- Prompt -
Filter the records for lines holding the string "thực".

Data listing
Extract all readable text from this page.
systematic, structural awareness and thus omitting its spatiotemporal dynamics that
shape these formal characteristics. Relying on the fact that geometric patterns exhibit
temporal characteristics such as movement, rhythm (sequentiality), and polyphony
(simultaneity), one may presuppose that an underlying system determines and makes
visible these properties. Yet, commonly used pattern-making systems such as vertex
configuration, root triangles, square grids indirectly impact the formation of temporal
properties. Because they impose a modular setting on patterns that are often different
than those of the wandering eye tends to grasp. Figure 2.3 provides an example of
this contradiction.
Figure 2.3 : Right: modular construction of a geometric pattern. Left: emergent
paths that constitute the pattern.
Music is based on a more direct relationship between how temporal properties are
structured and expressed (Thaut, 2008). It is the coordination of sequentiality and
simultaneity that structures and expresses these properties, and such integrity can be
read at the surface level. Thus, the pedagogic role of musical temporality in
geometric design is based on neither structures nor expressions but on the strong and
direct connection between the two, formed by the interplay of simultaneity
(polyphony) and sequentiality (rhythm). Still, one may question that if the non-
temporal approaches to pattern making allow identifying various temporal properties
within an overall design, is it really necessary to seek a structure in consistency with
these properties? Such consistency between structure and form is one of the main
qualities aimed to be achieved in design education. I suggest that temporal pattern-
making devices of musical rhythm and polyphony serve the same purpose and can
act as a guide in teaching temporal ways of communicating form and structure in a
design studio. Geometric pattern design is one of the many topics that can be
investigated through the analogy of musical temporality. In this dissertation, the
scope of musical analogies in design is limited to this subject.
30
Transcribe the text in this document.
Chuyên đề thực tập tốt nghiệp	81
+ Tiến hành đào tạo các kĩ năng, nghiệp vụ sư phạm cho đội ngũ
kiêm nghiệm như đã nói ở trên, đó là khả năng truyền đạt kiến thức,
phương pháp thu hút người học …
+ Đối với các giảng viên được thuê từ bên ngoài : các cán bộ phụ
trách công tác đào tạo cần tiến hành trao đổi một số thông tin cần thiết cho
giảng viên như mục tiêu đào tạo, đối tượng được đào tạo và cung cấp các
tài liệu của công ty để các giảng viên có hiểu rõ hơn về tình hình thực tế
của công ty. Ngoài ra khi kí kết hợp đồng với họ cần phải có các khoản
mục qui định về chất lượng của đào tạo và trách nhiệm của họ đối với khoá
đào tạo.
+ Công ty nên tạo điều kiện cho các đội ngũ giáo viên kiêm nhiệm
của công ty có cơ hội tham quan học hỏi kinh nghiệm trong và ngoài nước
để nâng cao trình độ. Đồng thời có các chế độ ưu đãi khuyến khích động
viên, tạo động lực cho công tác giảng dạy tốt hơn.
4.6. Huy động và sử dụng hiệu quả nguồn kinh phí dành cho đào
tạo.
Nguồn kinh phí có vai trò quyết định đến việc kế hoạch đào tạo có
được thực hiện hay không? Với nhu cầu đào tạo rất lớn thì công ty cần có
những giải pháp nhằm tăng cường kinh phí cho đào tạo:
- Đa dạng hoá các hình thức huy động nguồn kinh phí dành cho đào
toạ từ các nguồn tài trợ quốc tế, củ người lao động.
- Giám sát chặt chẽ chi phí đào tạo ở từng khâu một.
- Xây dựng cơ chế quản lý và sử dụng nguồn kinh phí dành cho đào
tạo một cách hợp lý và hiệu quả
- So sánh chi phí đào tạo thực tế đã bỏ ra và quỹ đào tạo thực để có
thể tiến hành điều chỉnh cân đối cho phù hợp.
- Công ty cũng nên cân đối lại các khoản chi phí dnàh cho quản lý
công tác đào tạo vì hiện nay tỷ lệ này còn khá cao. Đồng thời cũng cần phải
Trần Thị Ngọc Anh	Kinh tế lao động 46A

- Correct result -
Chuyên đề thực tập tốt nghiệp	81
tài liệu của công ty để các giảng viên có hiểu rõ hơn về tình hình thực tế
được thực hiện hay không? Với nhu cầu đào tạo rất lớn thì công ty cần có
- So sánh chi phí đào tạo thực tế đã bỏ ra và quỹ đào tạo thực để có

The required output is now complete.